* Objective
Select all lines in the records that include "name".

* Material

··········

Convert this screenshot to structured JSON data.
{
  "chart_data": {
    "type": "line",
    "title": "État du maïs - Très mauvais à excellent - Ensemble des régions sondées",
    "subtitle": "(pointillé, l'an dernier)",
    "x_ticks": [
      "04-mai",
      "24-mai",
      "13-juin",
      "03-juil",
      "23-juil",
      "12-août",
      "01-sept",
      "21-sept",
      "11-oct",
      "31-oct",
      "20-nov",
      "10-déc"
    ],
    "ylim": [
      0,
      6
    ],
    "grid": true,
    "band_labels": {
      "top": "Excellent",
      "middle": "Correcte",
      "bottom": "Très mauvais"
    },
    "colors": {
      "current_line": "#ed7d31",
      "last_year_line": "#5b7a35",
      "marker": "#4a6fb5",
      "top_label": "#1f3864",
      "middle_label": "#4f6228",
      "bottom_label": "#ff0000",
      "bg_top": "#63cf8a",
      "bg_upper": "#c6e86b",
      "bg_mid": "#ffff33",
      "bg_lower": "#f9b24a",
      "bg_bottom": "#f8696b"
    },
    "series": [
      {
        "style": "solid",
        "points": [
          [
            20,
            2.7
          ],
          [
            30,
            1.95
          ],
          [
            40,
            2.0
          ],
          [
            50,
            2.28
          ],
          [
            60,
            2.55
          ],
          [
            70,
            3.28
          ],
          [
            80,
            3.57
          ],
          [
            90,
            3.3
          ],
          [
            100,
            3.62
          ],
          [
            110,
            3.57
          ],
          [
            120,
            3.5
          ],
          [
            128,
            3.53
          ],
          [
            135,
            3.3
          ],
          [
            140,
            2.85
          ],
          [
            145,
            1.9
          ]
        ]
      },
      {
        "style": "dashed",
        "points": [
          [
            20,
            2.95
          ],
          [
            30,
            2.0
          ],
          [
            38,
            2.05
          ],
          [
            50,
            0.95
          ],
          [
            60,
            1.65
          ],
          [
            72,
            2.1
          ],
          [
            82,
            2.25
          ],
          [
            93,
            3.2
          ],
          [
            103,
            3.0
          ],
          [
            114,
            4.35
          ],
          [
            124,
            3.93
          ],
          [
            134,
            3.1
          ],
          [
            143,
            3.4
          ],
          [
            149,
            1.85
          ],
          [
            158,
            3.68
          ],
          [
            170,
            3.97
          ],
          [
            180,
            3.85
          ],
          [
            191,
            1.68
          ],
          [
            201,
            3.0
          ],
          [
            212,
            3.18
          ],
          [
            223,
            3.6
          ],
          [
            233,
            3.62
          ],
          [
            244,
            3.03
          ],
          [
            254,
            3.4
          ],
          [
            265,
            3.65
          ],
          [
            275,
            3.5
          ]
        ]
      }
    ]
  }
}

··········

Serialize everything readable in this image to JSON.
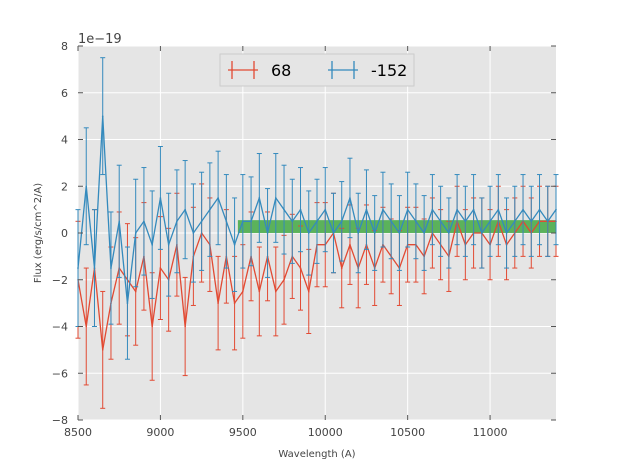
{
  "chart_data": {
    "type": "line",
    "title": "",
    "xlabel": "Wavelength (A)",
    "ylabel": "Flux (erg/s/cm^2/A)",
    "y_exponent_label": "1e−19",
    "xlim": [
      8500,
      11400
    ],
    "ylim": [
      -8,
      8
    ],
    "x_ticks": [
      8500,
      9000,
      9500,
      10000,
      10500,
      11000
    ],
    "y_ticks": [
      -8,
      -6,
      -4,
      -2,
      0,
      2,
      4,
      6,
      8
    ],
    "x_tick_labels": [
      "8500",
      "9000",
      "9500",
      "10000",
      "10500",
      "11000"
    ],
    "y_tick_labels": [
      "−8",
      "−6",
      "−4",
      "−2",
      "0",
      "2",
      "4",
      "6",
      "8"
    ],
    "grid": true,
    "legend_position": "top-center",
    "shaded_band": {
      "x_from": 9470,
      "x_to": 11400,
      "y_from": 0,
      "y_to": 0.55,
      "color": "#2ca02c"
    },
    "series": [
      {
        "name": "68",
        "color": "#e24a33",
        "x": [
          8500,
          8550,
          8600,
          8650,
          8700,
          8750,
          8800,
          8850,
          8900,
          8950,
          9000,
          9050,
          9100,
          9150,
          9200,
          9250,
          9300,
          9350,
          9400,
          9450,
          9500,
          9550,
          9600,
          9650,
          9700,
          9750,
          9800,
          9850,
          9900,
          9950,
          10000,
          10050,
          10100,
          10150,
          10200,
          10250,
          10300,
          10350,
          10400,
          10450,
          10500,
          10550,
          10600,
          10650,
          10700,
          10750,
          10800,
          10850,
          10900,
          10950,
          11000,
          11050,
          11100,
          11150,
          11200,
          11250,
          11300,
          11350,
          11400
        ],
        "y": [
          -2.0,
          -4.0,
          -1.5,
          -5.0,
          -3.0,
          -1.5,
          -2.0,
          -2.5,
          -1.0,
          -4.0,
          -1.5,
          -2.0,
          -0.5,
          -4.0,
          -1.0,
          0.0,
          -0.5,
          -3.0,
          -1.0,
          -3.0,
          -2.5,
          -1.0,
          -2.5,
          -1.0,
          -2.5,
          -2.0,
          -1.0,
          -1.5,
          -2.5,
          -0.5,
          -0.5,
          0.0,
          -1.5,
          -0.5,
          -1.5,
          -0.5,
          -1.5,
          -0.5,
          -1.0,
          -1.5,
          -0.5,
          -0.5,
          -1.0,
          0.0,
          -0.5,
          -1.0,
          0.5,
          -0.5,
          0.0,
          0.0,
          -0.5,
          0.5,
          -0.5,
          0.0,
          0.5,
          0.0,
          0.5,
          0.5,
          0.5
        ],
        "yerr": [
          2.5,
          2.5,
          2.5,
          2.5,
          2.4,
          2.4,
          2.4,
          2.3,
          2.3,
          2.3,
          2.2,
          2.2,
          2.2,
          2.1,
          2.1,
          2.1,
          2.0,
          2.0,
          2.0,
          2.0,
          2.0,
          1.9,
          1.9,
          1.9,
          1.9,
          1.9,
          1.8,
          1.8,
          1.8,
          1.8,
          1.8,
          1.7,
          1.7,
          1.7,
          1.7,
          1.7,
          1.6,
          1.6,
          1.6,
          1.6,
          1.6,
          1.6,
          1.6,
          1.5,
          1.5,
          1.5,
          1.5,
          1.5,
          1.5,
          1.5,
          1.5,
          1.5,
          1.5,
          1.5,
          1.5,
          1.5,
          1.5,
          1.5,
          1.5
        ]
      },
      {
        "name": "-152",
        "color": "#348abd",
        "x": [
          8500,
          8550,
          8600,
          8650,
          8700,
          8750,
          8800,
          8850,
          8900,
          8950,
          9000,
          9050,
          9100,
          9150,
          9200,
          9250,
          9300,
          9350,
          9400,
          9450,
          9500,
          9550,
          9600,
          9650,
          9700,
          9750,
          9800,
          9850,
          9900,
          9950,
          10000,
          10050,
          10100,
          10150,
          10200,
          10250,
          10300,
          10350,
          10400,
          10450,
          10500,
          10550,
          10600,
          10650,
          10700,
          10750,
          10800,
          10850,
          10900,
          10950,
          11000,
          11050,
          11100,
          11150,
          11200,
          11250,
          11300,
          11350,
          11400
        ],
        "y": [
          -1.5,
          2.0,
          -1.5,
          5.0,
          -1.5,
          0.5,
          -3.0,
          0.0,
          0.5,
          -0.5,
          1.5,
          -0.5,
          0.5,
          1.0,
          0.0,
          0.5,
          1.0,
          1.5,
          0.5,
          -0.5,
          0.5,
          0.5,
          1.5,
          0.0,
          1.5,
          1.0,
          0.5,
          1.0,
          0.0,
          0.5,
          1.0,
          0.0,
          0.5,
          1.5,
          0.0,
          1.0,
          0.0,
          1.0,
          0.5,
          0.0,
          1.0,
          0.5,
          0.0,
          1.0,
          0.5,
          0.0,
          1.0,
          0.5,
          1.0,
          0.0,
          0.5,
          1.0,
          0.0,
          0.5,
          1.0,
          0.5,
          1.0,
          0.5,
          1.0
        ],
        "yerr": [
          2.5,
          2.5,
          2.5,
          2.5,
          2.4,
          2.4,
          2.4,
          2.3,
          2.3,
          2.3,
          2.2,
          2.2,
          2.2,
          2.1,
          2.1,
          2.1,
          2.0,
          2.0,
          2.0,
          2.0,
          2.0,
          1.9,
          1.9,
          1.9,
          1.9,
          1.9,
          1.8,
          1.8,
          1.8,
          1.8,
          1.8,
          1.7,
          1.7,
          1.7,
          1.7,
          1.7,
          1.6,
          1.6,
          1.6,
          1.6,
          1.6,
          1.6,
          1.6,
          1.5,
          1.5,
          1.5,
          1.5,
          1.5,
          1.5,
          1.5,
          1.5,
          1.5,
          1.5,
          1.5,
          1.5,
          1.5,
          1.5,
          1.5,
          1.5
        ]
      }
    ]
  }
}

··········

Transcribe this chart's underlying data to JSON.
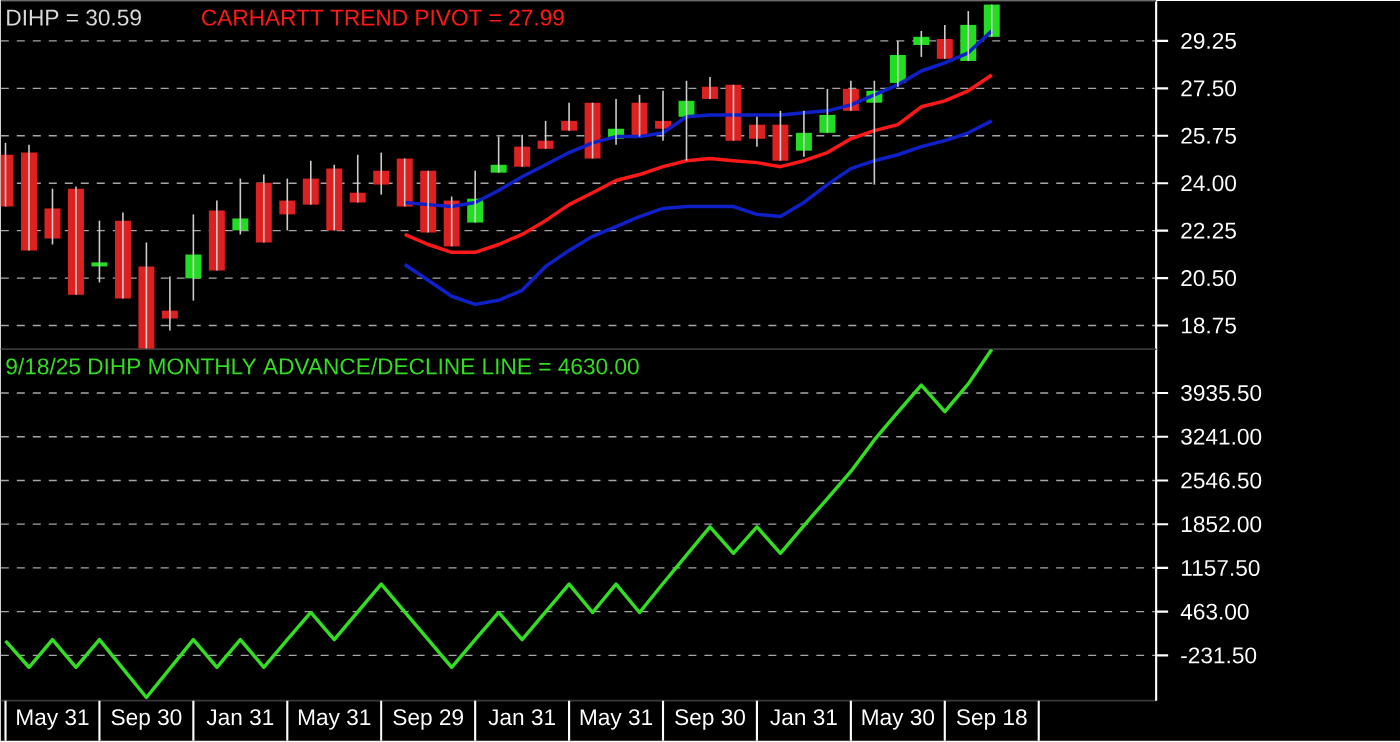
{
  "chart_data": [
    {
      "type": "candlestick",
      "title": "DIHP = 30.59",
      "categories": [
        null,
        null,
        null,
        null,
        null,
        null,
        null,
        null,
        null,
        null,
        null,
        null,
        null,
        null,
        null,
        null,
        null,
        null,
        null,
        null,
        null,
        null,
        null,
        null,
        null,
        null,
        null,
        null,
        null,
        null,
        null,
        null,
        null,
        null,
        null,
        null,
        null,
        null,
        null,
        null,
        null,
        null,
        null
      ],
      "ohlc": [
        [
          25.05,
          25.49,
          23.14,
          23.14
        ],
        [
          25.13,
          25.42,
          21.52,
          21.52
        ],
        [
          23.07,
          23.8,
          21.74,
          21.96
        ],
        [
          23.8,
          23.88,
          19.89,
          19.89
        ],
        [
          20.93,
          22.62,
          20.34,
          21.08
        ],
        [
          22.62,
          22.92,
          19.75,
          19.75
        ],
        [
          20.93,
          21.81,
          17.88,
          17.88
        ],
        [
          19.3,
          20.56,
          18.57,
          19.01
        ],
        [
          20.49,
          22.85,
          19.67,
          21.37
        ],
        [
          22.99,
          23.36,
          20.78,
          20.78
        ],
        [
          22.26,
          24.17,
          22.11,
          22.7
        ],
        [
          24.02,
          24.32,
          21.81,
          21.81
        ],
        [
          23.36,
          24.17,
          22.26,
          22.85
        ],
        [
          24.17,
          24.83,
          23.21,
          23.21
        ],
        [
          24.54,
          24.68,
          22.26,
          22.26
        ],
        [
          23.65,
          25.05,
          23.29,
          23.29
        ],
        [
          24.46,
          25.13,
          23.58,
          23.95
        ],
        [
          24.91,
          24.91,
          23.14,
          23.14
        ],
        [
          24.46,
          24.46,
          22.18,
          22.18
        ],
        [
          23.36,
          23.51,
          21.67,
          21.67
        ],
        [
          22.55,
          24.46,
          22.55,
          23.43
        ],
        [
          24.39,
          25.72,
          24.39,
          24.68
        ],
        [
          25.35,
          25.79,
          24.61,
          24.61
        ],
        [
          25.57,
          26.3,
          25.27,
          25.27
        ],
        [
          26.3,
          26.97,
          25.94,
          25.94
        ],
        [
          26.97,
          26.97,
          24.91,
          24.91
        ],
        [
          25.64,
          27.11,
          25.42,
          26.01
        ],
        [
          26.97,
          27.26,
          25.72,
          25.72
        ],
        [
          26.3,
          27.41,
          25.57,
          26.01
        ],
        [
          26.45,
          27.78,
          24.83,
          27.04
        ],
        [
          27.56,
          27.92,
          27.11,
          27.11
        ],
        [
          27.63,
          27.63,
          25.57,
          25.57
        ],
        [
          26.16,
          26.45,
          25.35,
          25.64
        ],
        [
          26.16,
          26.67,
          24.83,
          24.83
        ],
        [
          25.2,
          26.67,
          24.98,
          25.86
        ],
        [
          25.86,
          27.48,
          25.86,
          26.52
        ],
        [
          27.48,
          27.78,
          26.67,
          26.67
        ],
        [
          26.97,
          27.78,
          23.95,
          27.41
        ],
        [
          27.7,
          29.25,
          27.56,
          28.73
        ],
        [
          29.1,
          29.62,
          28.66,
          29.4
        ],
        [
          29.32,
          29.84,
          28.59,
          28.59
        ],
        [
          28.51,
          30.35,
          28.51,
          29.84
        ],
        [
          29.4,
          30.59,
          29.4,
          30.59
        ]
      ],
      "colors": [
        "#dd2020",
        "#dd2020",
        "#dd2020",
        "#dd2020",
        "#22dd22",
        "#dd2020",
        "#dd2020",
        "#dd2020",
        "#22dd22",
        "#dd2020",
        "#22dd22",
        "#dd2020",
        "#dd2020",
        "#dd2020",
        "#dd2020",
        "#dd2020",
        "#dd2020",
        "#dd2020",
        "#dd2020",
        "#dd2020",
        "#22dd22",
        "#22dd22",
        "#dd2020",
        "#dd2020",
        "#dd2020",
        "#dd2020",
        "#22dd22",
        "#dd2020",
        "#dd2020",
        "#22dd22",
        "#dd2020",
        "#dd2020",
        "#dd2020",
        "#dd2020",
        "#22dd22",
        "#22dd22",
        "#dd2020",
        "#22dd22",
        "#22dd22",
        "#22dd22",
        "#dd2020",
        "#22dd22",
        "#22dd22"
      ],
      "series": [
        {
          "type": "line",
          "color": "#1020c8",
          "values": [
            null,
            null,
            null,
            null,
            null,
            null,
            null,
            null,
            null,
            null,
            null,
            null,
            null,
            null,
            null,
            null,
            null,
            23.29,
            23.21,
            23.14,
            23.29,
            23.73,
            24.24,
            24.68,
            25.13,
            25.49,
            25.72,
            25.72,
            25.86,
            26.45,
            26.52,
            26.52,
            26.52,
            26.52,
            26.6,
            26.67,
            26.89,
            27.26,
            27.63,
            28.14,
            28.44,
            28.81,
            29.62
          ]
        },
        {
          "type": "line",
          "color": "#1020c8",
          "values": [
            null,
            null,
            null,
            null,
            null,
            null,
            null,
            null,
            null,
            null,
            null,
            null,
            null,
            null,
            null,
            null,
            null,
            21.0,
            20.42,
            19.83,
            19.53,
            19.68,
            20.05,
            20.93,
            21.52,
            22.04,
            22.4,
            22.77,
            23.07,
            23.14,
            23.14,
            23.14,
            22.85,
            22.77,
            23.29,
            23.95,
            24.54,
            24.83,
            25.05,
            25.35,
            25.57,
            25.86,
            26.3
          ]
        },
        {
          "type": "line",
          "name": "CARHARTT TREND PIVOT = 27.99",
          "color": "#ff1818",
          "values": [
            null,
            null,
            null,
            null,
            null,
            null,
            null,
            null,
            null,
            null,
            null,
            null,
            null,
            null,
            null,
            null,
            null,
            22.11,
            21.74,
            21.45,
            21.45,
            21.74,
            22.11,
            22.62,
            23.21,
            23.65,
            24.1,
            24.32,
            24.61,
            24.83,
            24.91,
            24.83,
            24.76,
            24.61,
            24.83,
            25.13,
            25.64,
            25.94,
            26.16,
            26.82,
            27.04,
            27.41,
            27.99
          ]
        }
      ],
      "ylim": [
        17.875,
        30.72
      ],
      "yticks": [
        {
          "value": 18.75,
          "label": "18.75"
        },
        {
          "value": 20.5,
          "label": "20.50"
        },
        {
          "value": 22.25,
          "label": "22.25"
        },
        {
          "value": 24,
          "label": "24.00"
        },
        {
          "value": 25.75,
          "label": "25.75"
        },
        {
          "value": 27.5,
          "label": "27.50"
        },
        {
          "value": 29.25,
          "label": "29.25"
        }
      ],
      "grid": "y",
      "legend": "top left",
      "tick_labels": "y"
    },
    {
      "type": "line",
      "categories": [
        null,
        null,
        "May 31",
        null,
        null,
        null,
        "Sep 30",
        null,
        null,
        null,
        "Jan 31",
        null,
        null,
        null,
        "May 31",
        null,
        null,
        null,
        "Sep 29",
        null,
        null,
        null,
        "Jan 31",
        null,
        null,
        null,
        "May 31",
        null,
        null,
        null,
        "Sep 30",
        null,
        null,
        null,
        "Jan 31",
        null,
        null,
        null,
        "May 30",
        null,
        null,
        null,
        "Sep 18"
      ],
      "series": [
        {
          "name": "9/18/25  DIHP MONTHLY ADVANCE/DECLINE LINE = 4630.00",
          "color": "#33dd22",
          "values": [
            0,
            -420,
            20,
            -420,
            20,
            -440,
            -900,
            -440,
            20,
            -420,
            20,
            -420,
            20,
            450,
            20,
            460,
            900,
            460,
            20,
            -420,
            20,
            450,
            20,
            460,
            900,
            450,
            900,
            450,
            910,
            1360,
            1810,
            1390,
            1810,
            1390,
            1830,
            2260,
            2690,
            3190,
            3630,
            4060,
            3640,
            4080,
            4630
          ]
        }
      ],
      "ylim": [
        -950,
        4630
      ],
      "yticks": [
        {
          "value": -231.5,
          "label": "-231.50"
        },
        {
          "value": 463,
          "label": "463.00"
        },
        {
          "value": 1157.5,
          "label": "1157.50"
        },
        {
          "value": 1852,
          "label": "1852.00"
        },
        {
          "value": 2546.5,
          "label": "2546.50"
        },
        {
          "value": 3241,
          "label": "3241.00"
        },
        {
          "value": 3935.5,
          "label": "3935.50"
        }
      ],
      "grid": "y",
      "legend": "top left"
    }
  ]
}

··········

* Result of the task
        "name": "68",
        "name": "-152",
          "name": "CARHARTT TREND PIVOT = 27.99",
          "name": "9/18/25  DIHP MONTHLY ADVANCE/DECLINE LINE = 4630.00",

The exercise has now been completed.